Find and copy each line of the records where the string "agreement" shows up.

──────────

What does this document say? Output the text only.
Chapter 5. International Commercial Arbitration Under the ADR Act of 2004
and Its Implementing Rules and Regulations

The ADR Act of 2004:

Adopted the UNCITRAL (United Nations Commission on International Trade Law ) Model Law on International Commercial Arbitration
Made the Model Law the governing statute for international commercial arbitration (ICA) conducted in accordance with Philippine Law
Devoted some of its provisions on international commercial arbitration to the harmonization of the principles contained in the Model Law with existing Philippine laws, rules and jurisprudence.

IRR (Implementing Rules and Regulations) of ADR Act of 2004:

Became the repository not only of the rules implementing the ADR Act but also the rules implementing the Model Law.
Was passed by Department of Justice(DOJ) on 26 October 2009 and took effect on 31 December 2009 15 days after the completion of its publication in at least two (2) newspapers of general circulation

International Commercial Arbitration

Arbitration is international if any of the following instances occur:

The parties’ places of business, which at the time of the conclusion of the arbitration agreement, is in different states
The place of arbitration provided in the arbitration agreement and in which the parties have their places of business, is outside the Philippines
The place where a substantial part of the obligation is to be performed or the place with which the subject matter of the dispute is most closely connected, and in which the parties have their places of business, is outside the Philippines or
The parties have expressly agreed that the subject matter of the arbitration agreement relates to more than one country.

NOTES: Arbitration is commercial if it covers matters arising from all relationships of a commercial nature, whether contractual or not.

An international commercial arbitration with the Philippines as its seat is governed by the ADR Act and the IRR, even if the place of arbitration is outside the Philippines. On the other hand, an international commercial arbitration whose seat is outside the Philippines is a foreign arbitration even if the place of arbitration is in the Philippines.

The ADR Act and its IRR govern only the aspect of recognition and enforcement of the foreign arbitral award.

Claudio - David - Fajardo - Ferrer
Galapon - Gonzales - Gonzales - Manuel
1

──────────

• **Result of this task**:
The parties’ places of business, which at the time of the conclusion of the arbitration agreement, is in different states
The place of arbitration provided in the arbitration agreement and in which the parties have their places of business, is outside the Philippines
The parties have expressly agreed that the subject matter of the arbitration agreement relates to more than one country.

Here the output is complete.